• **Input rows**:
━━━
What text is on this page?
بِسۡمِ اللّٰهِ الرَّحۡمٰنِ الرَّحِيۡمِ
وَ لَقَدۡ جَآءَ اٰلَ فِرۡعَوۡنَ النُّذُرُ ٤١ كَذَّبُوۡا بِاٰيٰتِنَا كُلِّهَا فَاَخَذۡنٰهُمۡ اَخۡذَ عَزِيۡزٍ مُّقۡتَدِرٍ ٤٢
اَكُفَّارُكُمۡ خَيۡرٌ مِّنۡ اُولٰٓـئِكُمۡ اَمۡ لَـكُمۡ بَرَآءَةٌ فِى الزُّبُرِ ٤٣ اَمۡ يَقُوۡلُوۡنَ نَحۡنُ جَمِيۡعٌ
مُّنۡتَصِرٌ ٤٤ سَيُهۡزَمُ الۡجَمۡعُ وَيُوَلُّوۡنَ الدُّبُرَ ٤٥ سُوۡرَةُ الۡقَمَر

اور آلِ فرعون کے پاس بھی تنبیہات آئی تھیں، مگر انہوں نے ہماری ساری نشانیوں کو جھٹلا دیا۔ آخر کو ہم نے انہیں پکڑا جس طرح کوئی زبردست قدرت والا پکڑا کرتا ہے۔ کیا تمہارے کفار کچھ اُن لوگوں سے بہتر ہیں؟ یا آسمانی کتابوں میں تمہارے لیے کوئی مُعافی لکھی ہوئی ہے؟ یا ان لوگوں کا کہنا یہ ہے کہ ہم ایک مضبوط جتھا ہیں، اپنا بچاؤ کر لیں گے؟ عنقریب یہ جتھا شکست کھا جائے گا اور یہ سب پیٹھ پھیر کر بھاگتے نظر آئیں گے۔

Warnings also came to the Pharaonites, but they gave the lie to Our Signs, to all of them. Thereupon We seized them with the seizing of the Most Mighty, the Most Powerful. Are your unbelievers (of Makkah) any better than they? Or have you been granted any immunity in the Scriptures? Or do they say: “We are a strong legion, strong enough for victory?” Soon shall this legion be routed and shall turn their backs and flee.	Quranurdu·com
━━━
• **Brief**: Write out every record, exactly as written.

• **Correct result**:
What text is on this page?
بِسۡمِ اللّٰهِ الرَّحۡمٰنِ الرَّحِيۡمِ
وَ لَقَدۡ جَآءَ اٰلَ فِرۡعَوۡنَ النُّذُرُ ٤١ كَذَّبُوۡا بِاٰيٰتِنَا كُلِّهَا فَاَخَذۡنٰهُمۡ اَخۡذَ عَزِيۡزٍ مُّقۡتَدِرٍ ٤٢
اَكُفَّارُكُمۡ خَيۡرٌ مِّنۡ اُولٰٓـئِكُمۡ اَمۡ لَـكُمۡ بَرَآءَةٌ فِى الزُّبُرِ ٤٣ اَمۡ يَقُوۡلُوۡنَ نَحۡنُ جَمِيۡعٌ
مُّنۡتَصِرٌ ٤٤ سَيُهۡزَمُ الۡجَمۡعُ وَيُوَلُّوۡنَ الدُّبُرَ ٤٥ سُوۡرَةُ الۡقَمَر

اور آلِ فرعون کے پاس بھی تنبیہات آئی تھیں، مگر انہوں نے ہماری ساری نشانیوں کو جھٹلا دیا۔ آخر کو ہم نے انہیں پکڑا جس طرح کوئی زبردست قدرت والا پکڑا کرتا ہے۔ کیا تمہارے کفار کچھ اُن لوگوں سے بہتر ہیں؟ یا آسمانی کتابوں میں تمہارے لیے کوئی مُعافی لکھی ہوئی ہے؟ یا ان لوگوں کا کہنا یہ ہے کہ ہم ایک مضبوط جتھا ہیں، اپنا بچاؤ کر لیں گے؟ عنقریب یہ جتھا شکست کھا جائے گا اور یہ سب پیٹھ پھیر کر بھاگتے نظر آئیں گے۔

Warnings also came to the Pharaonites, but they gave the lie to Our Signs, to all of them. Thereupon We seized them with the seizing of the Most Mighty, the Most Powerful. Are your unbelievers (of Makkah) any better than they? Or have you been granted any immunity in the Scriptures? Or do they say: “We are a strong legion, strong enough for victory?” Soon shall this legion be routed and shall turn their backs and flee.	Quranurdu·com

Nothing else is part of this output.